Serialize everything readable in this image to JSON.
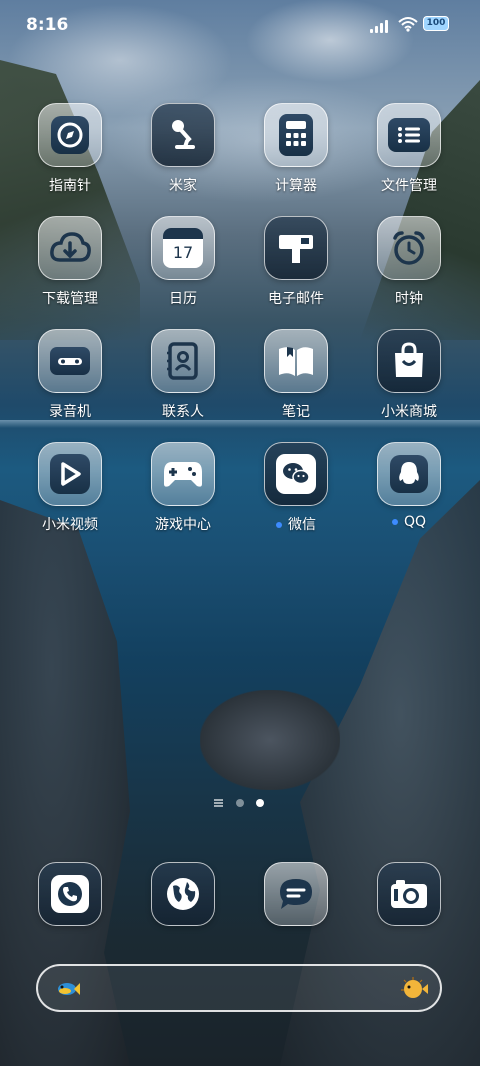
{
  "status_bar": {
    "time": "8:16",
    "battery_text": "100",
    "icons": [
      "signal-icon",
      "wifi-icon",
      "battery-icon"
    ]
  },
  "apps": [
    {
      "label": "指南针",
      "icon": "compass-icon"
    },
    {
      "label": "米家",
      "icon": "mijia-lamp-icon"
    },
    {
      "label": "计算器",
      "icon": "calculator-icon"
    },
    {
      "label": "文件管理",
      "icon": "folder-icon"
    },
    {
      "label": "下载管理",
      "icon": "download-cloud-icon"
    },
    {
      "label": "日历",
      "icon": "calendar-icon",
      "badge_text": "17"
    },
    {
      "label": "电子邮件",
      "icon": "mailbox-icon"
    },
    {
      "label": "时钟",
      "icon": "alarm-clock-icon"
    },
    {
      "label": "录音机",
      "icon": "cassette-icon"
    },
    {
      "label": "联系人",
      "icon": "contacts-icon"
    },
    {
      "label": "笔记",
      "icon": "notebook-icon"
    },
    {
      "label": "小米商城",
      "icon": "shopping-bag-icon"
    },
    {
      "label": "小米视频",
      "icon": "video-play-icon"
    },
    {
      "label": "游戏中心",
      "icon": "gamepad-icon"
    },
    {
      "label": "微信",
      "icon": "wechat-icon",
      "new_dot": true
    },
    {
      "label": "QQ",
      "icon": "qq-penguin-icon",
      "new_dot": true
    }
  ],
  "page_indicator": {
    "pages": 2,
    "current": 2
  },
  "dock": [
    {
      "icon": "phone-icon"
    },
    {
      "icon": "browser-globe-icon"
    },
    {
      "icon": "messages-icon"
    },
    {
      "icon": "camera-icon"
    }
  ],
  "search_bar": {
    "left_icon": "fish-icon",
    "right_icon": "pufferfish-icon"
  },
  "colors": {
    "new_dot": "#3d8bff",
    "glyph_dark": "#1d354c"
  }
}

___

Your objective »
Write the listing above out again exactly, dropping each image.

Exercise result »
Serialize everything readable in this image to JSON.
{
  "status_bar": {
    "time": "8:16",
    "battery_text": "100",
    "icons": [
      "signal-icon",
      "wifi-icon",
      "battery-icon"
    ]
  },
  "apps": [
    {
      "label": "指南针",
      "icon": "compass-icon"
    },
    {
      "label": "米家",
      "icon": "mijia-lamp-icon"
    },
    {
      "label": "计算器",
      "icon": "calculator-icon"
    },
    {
      "label": "文件管理",
      "icon": "folder-icon"
    },
    {
      "label": "下载管理",
      "icon": "download-cloud-icon"
    },
    {
      "label": "日历",
      "icon": "calendar-icon",
      "badge_text": "17"
    },
    {
      "label": "电子邮件",
      "icon": "mailbox-icon"
    },
    {
      "label": "时钟",
      "icon": "alarm-clock-icon"
    },
    {
      "label": "录音机",
      "icon": "cassette-icon"
    },
    {
      "label": "联系人",
      "icon": "contacts-icon"
    },
    {
      "label": "笔记",
      "icon": "notebook-icon"
    },
    {
      "label": "小米商城",
      "icon": "shopping-bag-icon"
    },
    {
      "label": "小米视频",
      "icon": "video-play-icon"
    },
    {
      "label": "游戏中心",
      "icon": "gamepad-icon"
    },
    {
      "label": "微信",
      "icon": "wechat-icon",
      "new_dot": true
    },
    {
      "label": "QQ",
      "icon": "qq-penguin-icon",
      "new_dot": true
    }
  ],
  "page_indicator": {
    "pages": 2,
    "current": 2
  },
  "dock": [
    {
      "icon": "phone-icon"
    },
    {
      "icon": "browser-globe-icon"
    },
    {
      "icon": "messages-icon"
    },
    {
      "icon": "camera-icon"
    }
  ],
  "search_bar": {
    "left_icon": "fish-icon",
    "right_icon": "pufferfish-icon"
  },
  "colors": {
    "new_dot": "#3d8bff",
    "glyph_dark": "#1d354c"
  }
}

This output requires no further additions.